## Exercise requirements
Go through the entries below and print each one exactly, leaving out pictures.
# start of Records shown
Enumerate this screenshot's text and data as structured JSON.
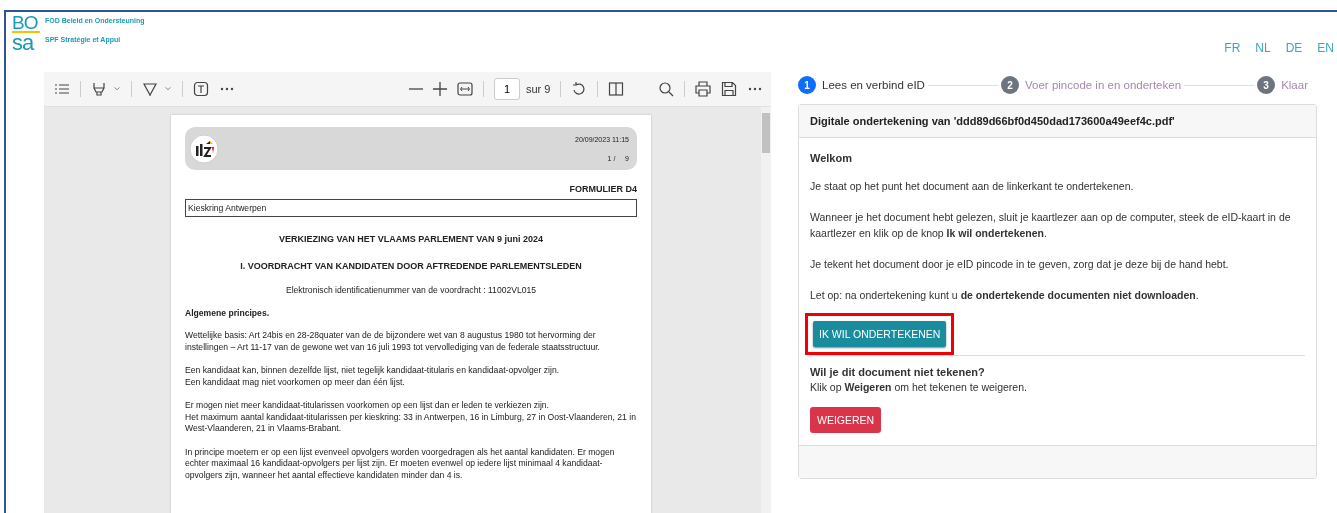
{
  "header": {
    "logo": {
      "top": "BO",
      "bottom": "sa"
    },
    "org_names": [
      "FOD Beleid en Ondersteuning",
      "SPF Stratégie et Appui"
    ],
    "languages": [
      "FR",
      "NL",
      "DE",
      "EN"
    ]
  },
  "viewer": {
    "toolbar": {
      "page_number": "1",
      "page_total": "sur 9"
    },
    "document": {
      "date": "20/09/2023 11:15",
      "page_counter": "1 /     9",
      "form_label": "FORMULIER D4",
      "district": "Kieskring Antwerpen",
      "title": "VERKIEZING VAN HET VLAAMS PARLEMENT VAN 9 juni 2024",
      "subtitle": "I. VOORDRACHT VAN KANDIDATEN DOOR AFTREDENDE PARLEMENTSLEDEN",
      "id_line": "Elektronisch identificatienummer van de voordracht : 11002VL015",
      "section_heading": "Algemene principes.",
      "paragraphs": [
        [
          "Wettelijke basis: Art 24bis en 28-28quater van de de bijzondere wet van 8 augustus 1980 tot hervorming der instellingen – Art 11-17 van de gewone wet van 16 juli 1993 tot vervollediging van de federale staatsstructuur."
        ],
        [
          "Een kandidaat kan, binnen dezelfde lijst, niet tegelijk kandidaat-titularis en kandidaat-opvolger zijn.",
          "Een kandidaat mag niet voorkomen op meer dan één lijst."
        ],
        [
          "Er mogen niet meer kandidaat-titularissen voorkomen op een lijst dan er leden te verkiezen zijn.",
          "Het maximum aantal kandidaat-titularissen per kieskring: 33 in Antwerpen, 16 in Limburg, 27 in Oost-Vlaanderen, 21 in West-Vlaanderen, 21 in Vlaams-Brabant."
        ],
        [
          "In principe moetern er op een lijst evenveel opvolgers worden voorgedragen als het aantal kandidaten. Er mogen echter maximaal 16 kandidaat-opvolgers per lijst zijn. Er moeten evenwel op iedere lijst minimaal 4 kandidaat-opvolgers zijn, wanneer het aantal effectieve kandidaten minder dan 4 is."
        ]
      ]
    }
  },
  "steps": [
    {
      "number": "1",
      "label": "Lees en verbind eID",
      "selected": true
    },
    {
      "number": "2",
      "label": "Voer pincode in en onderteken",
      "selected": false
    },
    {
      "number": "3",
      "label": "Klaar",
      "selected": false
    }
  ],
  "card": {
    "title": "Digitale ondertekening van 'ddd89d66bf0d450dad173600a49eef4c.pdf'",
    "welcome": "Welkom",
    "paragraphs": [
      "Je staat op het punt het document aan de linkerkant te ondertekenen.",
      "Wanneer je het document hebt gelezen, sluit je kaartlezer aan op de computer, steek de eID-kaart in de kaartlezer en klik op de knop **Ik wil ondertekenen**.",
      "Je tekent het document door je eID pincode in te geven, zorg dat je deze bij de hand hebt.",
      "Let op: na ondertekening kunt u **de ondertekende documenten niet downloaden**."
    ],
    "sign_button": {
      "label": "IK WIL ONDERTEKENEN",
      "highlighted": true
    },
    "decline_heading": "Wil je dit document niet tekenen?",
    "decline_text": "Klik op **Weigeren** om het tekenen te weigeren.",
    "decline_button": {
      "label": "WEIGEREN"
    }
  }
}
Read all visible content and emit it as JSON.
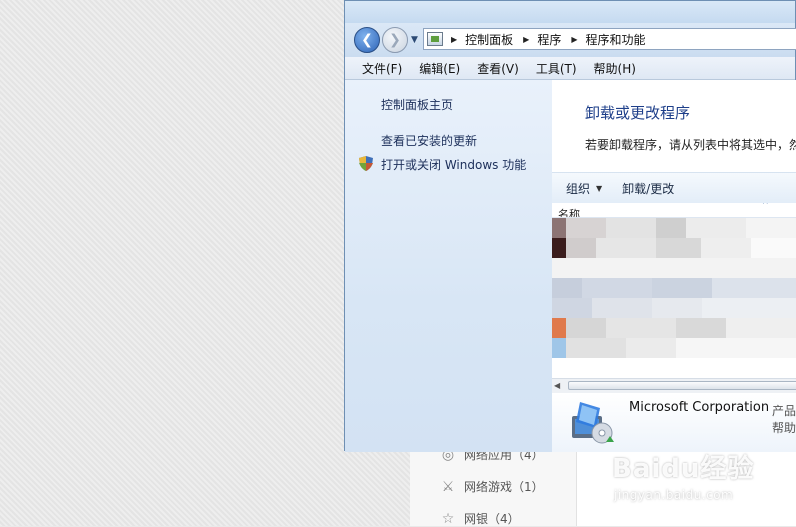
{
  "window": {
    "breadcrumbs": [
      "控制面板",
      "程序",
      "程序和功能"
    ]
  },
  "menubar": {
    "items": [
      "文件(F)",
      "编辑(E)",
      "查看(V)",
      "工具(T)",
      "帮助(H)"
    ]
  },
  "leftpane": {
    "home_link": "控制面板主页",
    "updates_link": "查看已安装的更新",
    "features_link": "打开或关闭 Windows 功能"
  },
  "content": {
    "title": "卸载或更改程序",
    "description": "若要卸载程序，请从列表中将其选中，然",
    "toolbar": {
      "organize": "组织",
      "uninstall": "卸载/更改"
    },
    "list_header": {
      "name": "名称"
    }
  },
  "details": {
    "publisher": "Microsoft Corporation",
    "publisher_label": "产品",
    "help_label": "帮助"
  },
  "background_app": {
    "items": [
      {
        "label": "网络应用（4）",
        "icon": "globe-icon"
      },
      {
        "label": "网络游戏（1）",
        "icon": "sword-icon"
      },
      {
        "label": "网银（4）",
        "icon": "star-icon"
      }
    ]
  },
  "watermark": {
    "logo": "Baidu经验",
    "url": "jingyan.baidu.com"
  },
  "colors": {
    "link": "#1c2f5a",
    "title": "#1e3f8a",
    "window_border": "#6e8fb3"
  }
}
# end of Records shown
## Finished task
Enumerate this screenshot's text and data as structured JSON.
{
  "header": {
    "logo": {
      "top": "BO",
      "bottom": "sa"
    },
    "org_names": [
      "FOD Beleid en Ondersteuning",
      "SPF Stratégie et Appui"
    ],
    "languages": [
      "FR",
      "NL",
      "DE",
      "EN"
    ]
  },
  "viewer": {
    "toolbar": {
      "page_number": "1",
      "page_total": "sur 9"
    },
    "document": {
      "date": "20/09/2023 11:15",
      "page_counter": "1 /     9",
      "form_label": "FORMULIER D4",
      "district": "Kieskring Antwerpen",
      "title": "VERKIEZING VAN HET VLAAMS PARLEMENT VAN 9 juni 2024",
      "subtitle": "I. VOORDRACHT VAN KANDIDATEN DOOR AFTREDENDE PARLEMENTSLEDEN",
      "id_line": "Elektronisch identificatienummer van de voordracht : 11002VL015",
      "section_heading": "Algemene principes.",
      "paragraphs": [
        [
          "Wettelijke basis: Art 24bis en 28-28quater van de de bijzondere wet van 8 augustus 1980 tot hervorming der instellingen – Art 11-17 van de gewone wet van 16 juli 1993 tot vervollediging van de federale staatsstructuur."
        ],
        [
          "Een kandidaat kan, binnen dezelfde lijst, niet tegelijk kandidaat-titularis en kandidaat-opvolger zijn.",
          "Een kandidaat mag niet voorkomen op meer dan één lijst."
        ],
        [
          "Er mogen niet meer kandidaat-titularissen voorkomen op een lijst dan er leden te verkiezen zijn.",
          "Het maximum aantal kandidaat-titularissen per kieskring: 33 in Antwerpen, 16 in Limburg, 27 in Oost-Vlaanderen, 21 in West-Vlaanderen, 21 in Vlaams-Brabant."
        ],
        [
          "In principe moetern er op een lijst evenveel opvolgers worden voorgedragen als het aantal kandidaten. Er mogen echter maximaal 16 kandidaat-opvolgers per lijst zijn. Er moeten evenwel op iedere lijst minimaal 4 kandidaat-opvolgers zijn, wanneer het aantal effectieve kandidaten minder dan 4 is."
        ]
      ]
    }
  },
  "steps": [
    {
      "number": "1",
      "label": "Lees en verbind eID",
      "selected": true
    },
    {
      "number": "2",
      "label": "Voer pincode in en onderteken",
      "selected": false
    },
    {
      "number": "3",
      "label": "Klaar",
      "selected": false
    }
  ],
  "card": {
    "title": "Digitale ondertekening van 'ddd89d66bf0d450dad173600a49eef4c.pdf'",
    "welcome": "Welkom",
    "paragraphs": [
      "Je staat op het punt het document aan de linkerkant te ondertekenen.",
      "Wanneer je het document hebt gelezen, sluit je kaartlezer aan op de computer, steek de eID-kaart in de kaartlezer en klik op de knop **Ik wil ondertekenen**.",
      "Je tekent het document door je eID pincode in te geven, zorg dat je deze bij de hand hebt.",
      "Let op: na ondertekening kunt u **de ondertekende documenten niet downloaden**."
    ],
    "sign_button": {
      "label": "IK WIL ONDERTEKENEN",
      "highlighted": true
    },
    "decline_heading": "Wil je dit document niet tekenen?",
    "decline_text": "Klik op **Weigeren** om het tekenen te weigeren.",
    "decline_button": {
      "label": "WEIGEREN"
    }
  }
}
Read all visible content and emit it as JSON.
{
  "window": {
    "breadcrumbs": [
      "控制面板",
      "程序",
      "程序和功能"
    ]
  },
  "menubar": {
    "items": [
      "文件(F)",
      "编辑(E)",
      "查看(V)",
      "工具(T)",
      "帮助(H)"
    ]
  },
  "leftpane": {
    "home_link": "控制面板主页",
    "updates_link": "查看已安装的更新",
    "features_link": "打开或关闭 Windows 功能"
  },
  "content": {
    "title": "卸载或更改程序",
    "description": "若要卸载程序，请从列表中将其选中，然",
    "toolbar": {
      "organize": "组织",
      "uninstall": "卸载/更改"
    },
    "list_header": {
      "name": "名称"
    }
  },
  "details": {
    "publisher": "Microsoft Corporation",
    "publisher_label": "产品",
    "help_label": "帮助"
  },
  "background_app": {
    "items": [
      {
        "label": "网络应用（4）",
        "icon": "globe-icon"
      },
      {
        "label": "网络游戏（1）",
        "icon": "sword-icon"
      },
      {
        "label": "网银（4）",
        "icon": "star-icon"
      }
    ]
  },
  "watermark": {
    "logo": "Baidu经验",
    "url": "jingyan.baidu.com"
  },
  "colors": {
    "link": "#1c2f5a",
    "title": "#1e3f8a",
    "window_border": "#6e8fb3"
  }
}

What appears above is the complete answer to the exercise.